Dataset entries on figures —
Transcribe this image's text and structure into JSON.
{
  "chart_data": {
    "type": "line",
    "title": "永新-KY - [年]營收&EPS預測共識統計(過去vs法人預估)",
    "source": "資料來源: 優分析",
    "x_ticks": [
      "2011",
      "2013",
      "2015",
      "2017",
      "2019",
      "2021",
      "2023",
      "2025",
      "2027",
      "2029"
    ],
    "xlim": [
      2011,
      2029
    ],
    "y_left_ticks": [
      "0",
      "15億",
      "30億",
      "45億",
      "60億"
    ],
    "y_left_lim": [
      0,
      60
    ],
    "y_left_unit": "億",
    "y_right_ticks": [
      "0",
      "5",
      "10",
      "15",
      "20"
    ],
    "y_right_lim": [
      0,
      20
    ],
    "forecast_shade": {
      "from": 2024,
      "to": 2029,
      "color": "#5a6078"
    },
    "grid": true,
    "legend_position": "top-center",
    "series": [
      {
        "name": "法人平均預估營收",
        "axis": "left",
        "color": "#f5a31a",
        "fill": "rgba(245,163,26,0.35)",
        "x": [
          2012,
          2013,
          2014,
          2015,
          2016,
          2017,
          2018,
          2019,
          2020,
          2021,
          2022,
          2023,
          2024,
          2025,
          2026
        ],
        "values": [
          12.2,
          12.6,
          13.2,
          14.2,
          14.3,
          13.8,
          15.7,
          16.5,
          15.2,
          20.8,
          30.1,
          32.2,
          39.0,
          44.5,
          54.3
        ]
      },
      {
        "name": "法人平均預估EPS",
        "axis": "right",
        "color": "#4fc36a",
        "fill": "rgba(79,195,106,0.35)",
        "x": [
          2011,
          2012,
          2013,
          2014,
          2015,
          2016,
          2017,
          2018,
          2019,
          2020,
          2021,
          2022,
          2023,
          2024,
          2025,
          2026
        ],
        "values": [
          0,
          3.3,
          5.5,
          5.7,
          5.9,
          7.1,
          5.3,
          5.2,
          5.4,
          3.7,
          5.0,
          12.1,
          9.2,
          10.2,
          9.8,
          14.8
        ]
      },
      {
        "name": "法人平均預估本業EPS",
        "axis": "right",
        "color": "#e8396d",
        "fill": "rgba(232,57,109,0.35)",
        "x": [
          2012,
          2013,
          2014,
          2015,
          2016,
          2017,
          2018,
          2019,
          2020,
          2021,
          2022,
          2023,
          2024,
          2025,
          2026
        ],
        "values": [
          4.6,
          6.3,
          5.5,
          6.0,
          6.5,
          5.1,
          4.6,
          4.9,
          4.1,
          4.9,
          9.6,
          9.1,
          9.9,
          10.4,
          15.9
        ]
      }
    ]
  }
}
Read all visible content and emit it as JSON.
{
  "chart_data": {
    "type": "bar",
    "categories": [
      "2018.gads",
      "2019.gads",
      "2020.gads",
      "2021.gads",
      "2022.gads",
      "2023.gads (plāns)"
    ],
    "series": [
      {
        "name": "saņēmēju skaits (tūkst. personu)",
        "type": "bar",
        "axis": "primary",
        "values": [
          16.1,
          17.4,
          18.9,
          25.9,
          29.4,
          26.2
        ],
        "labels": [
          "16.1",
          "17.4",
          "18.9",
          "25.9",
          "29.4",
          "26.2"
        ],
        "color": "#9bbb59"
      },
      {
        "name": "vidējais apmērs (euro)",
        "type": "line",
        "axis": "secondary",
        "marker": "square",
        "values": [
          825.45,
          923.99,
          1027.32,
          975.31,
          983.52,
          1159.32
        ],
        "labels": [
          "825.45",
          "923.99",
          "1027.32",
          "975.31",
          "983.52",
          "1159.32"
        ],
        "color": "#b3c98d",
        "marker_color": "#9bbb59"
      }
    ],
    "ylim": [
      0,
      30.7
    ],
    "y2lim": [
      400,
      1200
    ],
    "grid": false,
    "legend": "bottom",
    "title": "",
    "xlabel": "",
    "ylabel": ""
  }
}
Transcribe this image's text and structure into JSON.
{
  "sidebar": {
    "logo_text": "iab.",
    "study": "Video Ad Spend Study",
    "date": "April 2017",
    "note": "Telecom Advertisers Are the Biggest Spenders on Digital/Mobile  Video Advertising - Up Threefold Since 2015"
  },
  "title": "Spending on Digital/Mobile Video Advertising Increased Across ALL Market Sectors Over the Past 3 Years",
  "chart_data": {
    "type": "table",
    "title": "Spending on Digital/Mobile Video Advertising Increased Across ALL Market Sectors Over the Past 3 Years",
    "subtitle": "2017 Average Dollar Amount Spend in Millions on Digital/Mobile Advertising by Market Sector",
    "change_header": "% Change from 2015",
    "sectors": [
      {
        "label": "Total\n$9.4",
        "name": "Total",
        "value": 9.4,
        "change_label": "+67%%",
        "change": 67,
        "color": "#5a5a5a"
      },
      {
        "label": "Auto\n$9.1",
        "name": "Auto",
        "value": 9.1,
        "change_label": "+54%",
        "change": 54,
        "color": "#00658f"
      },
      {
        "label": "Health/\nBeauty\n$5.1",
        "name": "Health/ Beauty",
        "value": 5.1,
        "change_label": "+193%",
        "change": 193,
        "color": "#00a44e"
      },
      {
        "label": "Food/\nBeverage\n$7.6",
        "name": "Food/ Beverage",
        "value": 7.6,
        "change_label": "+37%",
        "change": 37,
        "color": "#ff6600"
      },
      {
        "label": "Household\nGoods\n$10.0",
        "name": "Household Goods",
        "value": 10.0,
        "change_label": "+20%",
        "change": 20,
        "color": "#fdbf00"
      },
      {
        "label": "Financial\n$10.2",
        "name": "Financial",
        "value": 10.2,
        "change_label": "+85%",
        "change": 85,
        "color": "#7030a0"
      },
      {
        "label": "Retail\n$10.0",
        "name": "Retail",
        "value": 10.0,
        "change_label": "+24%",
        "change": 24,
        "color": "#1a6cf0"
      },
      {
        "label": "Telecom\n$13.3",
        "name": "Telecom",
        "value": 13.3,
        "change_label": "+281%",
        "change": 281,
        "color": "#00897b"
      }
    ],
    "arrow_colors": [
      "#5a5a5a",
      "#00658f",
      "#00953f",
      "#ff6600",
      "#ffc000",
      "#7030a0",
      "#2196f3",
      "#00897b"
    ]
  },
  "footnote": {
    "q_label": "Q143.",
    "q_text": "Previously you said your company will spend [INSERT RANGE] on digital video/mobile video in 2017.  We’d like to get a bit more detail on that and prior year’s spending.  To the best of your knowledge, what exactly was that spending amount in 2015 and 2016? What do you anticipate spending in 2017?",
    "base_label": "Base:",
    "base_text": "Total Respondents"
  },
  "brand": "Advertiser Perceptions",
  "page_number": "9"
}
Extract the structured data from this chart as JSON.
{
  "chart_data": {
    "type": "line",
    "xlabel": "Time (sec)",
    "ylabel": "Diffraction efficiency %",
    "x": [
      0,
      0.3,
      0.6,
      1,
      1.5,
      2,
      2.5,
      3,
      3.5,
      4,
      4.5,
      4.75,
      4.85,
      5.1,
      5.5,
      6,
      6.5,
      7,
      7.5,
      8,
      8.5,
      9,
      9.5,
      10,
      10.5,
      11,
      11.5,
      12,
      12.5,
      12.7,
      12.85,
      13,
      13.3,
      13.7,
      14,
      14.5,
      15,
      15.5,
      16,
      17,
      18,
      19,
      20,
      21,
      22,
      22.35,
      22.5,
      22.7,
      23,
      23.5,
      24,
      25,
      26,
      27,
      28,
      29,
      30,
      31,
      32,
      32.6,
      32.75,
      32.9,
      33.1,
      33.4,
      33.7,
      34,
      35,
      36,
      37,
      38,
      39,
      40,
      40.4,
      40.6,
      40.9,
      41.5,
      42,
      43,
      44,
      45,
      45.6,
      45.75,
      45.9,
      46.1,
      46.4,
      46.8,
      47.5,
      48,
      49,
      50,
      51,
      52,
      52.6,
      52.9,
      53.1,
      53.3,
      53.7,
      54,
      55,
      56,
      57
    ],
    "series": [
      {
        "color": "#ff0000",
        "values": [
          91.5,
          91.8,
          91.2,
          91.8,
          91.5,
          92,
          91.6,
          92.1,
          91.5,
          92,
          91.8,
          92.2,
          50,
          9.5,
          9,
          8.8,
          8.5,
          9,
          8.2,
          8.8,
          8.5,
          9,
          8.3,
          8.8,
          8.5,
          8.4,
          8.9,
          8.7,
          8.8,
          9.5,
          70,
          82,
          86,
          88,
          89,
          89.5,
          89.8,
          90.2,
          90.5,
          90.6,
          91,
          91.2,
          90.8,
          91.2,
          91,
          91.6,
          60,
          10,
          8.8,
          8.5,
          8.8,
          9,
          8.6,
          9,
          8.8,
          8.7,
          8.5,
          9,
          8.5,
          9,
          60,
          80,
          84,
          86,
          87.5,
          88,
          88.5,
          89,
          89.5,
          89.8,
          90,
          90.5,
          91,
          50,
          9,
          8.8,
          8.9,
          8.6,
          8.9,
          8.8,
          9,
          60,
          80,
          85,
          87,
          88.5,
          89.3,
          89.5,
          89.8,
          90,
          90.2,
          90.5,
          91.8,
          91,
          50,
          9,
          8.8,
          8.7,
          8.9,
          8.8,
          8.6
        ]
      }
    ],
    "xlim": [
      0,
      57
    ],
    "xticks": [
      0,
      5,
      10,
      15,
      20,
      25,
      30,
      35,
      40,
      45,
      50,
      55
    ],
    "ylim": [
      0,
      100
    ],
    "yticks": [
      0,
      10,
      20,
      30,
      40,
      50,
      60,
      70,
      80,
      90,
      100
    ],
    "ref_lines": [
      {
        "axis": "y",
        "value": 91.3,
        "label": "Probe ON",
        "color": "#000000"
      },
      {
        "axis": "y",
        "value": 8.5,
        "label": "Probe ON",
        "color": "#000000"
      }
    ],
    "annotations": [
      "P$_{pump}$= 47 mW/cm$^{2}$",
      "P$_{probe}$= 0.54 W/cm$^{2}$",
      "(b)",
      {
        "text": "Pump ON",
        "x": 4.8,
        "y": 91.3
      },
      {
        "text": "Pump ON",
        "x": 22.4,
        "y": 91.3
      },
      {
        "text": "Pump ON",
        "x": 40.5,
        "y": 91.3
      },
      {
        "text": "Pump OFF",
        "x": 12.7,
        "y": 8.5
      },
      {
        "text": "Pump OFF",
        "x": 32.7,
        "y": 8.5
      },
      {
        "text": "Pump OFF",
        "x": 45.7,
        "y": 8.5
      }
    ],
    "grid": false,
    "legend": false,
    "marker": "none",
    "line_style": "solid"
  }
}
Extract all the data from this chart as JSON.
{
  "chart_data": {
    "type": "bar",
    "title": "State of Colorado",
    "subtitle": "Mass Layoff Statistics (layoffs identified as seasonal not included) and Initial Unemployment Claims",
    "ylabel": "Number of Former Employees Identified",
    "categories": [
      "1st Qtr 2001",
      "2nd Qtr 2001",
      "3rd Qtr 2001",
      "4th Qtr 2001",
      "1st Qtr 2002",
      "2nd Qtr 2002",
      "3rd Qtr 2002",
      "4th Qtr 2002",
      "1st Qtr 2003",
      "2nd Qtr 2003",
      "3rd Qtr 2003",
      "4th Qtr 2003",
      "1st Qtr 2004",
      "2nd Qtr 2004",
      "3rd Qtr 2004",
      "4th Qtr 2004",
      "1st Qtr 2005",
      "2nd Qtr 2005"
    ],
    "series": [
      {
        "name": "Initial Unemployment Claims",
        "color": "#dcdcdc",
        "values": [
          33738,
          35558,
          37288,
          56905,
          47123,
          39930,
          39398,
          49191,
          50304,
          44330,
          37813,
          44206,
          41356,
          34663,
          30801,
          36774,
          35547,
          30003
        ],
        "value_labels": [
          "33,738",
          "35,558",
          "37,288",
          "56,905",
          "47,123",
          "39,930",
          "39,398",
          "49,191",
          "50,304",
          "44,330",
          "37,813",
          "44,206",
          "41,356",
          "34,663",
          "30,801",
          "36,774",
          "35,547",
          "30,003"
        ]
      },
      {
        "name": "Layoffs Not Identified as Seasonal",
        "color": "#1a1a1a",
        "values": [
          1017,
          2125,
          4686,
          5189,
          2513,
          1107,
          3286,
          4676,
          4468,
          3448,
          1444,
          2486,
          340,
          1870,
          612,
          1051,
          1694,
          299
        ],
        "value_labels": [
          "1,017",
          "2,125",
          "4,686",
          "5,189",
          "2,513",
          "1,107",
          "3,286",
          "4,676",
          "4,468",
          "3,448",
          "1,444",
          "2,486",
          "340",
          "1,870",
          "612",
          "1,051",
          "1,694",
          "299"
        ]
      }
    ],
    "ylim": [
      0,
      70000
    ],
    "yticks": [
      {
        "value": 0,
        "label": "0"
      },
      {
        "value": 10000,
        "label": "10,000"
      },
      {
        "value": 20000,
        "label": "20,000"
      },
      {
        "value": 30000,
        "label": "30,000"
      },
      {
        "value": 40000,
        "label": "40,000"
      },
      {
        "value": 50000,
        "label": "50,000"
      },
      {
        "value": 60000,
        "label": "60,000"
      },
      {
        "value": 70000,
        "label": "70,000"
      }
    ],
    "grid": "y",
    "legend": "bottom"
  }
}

WHAT IS EXPECTED — Go through the entries above and pull out each line with "Telecom" in it.

RESPONSE BELOW —
    "note": "Telecom Advertisers Are the Biggest Spenders on Digital/Mobile  Video Advertising - Up Threefold Since 2015"
        "label": "Telecom\n$13.3",
        "name": "Telecom",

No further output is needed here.